[START]

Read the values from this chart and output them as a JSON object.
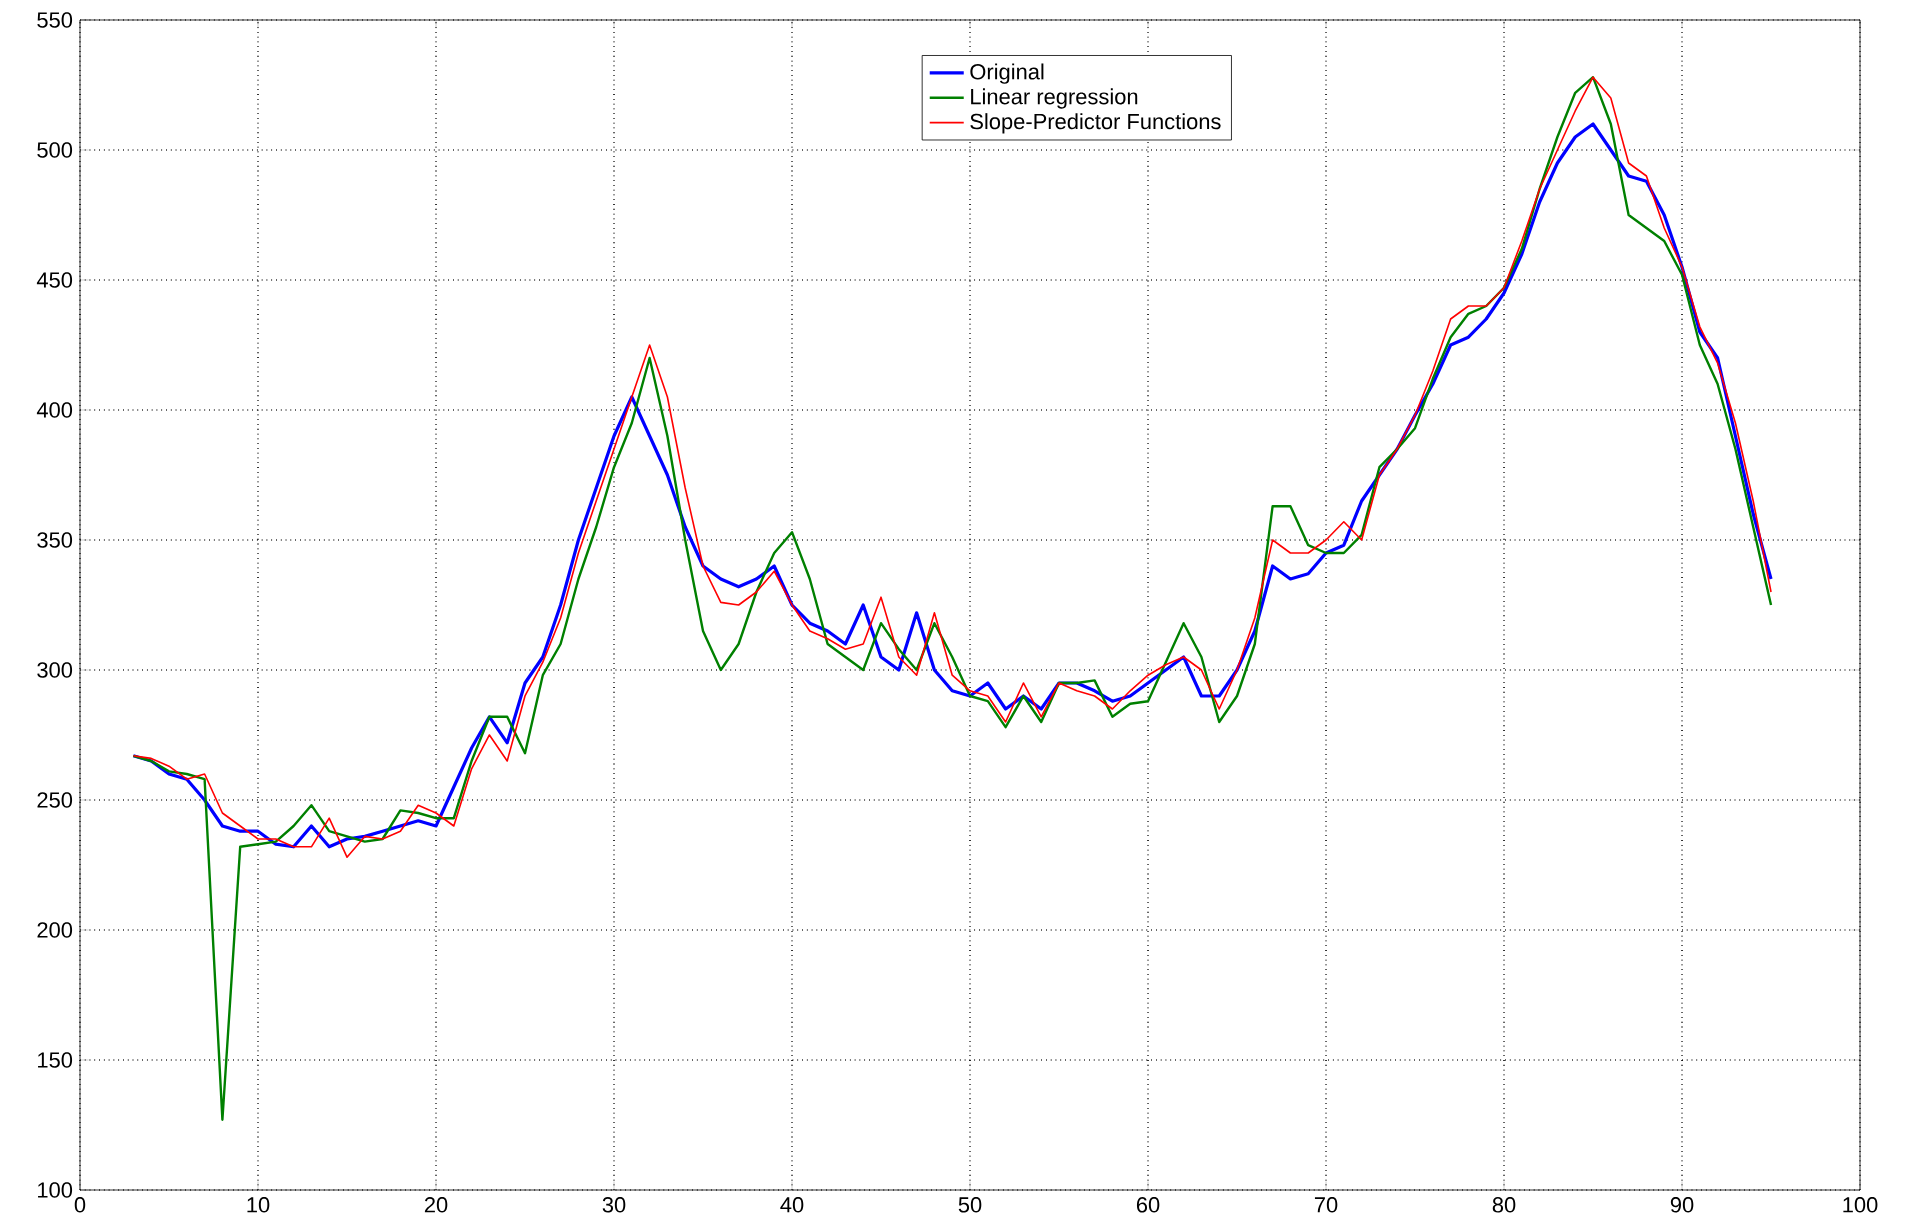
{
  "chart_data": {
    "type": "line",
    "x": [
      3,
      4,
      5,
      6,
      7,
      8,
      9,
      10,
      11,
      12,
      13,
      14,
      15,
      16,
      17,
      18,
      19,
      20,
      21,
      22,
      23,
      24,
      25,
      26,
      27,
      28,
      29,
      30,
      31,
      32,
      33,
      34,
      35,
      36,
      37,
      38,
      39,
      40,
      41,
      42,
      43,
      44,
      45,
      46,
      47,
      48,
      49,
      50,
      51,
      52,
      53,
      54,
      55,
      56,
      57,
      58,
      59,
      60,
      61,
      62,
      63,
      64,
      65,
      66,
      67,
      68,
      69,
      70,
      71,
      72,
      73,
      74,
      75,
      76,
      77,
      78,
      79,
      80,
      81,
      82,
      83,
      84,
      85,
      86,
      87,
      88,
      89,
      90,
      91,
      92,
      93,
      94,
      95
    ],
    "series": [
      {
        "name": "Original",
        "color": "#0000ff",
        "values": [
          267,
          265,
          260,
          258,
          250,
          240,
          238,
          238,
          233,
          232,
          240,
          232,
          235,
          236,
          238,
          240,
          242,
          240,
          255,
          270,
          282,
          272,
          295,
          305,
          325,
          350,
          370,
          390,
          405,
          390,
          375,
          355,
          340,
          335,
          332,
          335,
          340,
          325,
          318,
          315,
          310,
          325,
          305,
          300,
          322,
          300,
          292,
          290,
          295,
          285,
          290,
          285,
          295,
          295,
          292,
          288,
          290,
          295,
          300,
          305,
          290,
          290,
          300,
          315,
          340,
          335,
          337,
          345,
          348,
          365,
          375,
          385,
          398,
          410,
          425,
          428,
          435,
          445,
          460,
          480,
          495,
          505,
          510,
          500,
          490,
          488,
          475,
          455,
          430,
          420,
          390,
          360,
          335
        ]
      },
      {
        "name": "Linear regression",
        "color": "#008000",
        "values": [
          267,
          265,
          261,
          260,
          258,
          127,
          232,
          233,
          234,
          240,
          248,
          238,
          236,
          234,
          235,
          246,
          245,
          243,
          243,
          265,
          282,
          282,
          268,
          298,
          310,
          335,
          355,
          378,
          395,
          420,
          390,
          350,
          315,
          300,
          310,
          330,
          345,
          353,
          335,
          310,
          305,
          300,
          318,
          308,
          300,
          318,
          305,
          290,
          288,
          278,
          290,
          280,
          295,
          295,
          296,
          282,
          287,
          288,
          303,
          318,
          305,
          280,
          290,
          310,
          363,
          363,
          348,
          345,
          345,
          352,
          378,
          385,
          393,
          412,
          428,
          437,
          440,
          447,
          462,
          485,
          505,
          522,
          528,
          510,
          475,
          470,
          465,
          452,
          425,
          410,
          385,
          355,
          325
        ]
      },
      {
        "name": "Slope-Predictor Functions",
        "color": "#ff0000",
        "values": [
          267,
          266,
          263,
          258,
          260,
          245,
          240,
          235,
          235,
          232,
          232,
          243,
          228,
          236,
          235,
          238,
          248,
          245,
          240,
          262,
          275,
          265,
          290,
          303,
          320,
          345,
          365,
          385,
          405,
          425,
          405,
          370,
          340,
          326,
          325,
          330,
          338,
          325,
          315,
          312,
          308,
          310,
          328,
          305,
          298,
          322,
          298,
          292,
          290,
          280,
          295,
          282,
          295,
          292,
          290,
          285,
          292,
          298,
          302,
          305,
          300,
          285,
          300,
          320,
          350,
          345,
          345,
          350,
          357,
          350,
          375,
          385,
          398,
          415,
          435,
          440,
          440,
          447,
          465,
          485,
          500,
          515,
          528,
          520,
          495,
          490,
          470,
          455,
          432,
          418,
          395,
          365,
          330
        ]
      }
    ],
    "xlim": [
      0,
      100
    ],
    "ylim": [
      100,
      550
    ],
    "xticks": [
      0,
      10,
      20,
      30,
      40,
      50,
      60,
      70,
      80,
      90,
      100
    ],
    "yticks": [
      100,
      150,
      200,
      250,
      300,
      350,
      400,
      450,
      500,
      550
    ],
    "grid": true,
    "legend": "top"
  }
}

[END]
[START]

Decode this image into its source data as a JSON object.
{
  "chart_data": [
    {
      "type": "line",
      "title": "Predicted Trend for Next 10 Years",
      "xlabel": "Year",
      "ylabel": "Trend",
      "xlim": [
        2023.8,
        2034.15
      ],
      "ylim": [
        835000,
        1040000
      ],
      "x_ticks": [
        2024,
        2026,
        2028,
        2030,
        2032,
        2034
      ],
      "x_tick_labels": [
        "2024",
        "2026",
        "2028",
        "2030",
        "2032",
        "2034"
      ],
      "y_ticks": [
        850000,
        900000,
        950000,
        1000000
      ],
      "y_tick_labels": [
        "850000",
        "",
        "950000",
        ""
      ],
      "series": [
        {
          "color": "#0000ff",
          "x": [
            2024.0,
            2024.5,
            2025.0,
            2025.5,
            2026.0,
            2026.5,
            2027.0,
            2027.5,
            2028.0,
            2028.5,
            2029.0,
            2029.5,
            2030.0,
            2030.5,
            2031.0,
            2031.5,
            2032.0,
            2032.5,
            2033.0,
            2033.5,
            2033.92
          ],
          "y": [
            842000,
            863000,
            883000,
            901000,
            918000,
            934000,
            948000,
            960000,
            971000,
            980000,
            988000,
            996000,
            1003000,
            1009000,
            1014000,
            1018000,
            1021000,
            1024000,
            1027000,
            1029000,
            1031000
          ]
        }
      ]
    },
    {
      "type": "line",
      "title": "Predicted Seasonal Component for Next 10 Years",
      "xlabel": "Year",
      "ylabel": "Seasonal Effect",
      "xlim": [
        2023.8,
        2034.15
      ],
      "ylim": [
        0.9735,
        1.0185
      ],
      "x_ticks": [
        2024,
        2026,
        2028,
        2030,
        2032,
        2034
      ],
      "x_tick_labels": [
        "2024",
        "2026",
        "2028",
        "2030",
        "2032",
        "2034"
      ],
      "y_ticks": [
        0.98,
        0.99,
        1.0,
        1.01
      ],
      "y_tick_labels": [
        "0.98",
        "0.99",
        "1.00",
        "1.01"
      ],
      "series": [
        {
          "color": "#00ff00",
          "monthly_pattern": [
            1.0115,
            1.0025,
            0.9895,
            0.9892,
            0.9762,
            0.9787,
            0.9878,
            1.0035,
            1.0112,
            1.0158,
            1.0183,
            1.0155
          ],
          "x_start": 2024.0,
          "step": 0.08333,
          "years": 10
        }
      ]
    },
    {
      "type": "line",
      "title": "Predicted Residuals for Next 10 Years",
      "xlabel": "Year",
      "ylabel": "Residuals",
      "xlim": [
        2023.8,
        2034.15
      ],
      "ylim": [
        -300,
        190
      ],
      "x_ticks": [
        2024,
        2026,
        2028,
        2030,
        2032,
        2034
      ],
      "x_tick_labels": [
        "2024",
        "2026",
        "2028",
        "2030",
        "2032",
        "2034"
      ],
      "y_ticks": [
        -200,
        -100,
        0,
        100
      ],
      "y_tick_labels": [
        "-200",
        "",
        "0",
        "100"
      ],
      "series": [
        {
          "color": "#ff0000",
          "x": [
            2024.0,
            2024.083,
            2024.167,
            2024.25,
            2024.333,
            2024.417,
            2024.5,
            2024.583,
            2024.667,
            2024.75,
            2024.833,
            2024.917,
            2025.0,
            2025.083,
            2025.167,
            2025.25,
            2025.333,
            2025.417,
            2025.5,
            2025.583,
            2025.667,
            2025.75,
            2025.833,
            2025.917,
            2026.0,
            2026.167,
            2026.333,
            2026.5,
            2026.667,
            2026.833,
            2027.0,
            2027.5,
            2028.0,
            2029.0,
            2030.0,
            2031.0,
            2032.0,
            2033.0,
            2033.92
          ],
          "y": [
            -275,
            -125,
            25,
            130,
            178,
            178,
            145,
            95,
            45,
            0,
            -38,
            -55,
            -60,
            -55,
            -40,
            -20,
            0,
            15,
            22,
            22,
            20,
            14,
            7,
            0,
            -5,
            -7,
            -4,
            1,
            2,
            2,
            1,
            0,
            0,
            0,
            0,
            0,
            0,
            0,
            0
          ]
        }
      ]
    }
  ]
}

[END]

**What to produce:**
Copy all the lines above that hold the string "Predicted".

**Complete response:**
      "title": "Predicted Trend for Next 10 Years",
      "title": "Predicted Seasonal Component for Next 10 Years",
      "title": "Predicted Residuals for Next 10 Years",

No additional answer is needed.